==== Records for processing

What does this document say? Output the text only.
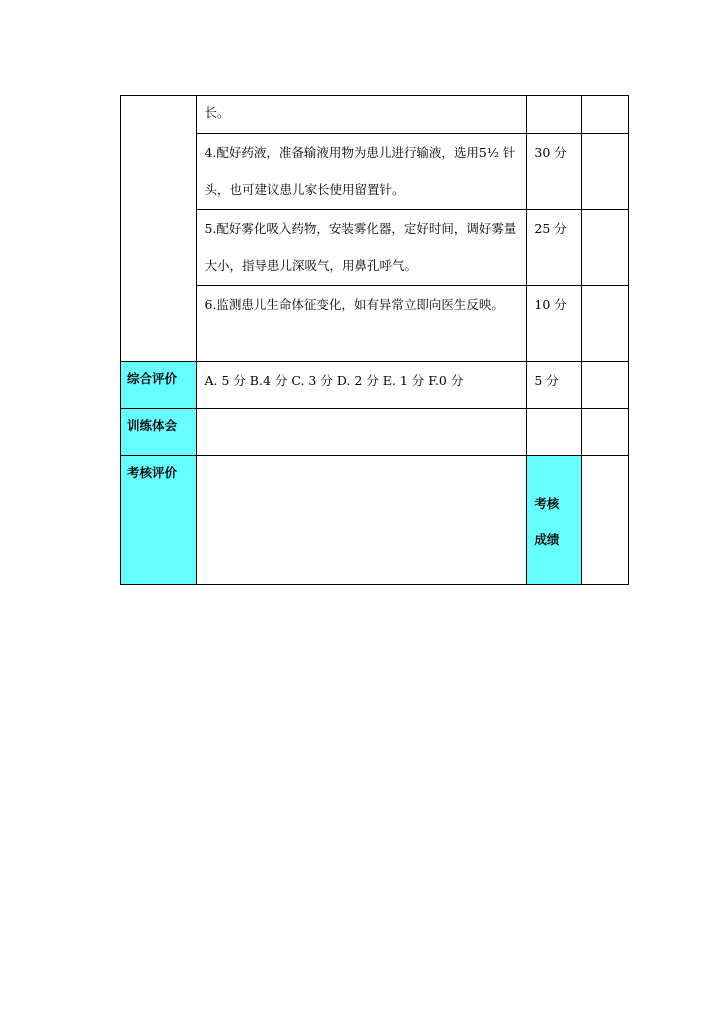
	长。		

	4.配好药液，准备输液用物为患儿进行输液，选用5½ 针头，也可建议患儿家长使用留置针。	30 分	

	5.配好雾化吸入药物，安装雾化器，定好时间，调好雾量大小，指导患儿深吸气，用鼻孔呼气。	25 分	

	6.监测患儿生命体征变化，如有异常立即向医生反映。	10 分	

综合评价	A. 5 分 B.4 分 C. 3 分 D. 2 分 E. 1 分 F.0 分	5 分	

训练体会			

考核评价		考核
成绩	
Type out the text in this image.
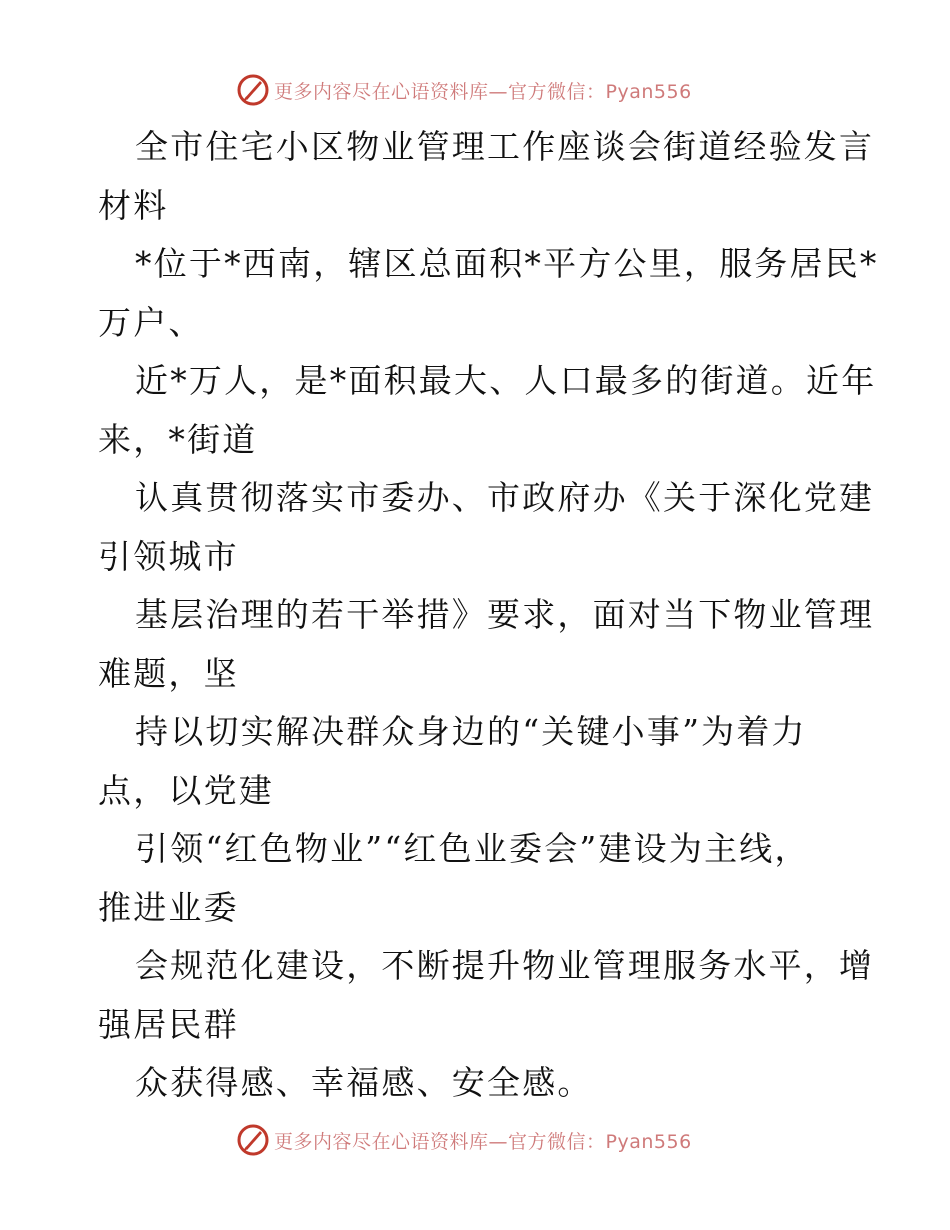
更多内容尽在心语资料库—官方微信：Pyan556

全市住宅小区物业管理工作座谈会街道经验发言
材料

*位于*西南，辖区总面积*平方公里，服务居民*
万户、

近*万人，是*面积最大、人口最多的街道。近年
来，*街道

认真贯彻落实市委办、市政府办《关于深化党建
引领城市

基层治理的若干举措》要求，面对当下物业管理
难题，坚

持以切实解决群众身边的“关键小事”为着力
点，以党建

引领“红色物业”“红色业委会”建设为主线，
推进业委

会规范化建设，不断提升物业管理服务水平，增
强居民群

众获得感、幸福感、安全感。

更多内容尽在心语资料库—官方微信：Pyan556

========

Task statement
Retype every entry verbatim and exclude the pictures from the copy.

Answer in full
What does this document say? Output the text only.
	长。		

	4.配好药液，准备输液用物为患儿进行输液，选用5½ 针头，也可建议患儿家长使用留置针。	30 分	

	5.配好雾化吸入药物，安装雾化器，定好时间，调好雾量大小，指导患儿深吸气，用鼻孔呼气。	25 分	

	6.监测患儿生命体征变化，如有异常立即向医生反映。	10 分	

综合评价	A. 5 分 B.4 分 C. 3 分 D. 2 分 E. 1 分 F.0 分	5 分	

训练体会			

考核评价		考核
成绩	
Type out the text in this image.
更多内容尽在心语资料库—官方微信：Pyan556

全市住宅小区物业管理工作座谈会街道经验发言
材料

*位于*西南，辖区总面积*平方公里，服务居民*
万户、

近*万人，是*面积最大、人口最多的街道。近年
来，*街道

认真贯彻落实市委办、市政府办《关于深化党建
引领城市

基层治理的若干举措》要求，面对当下物业管理
难题，坚

持以切实解决群众身边的“关键小事”为着力
点，以党建

引领“红色物业”“红色业委会”建设为主线，
推进业委

会规范化建设，不断提升物业管理服务水平，增
强居民群

众获得感、幸福感、安全感。

更多内容尽在心语资料库—官方微信：Pyan556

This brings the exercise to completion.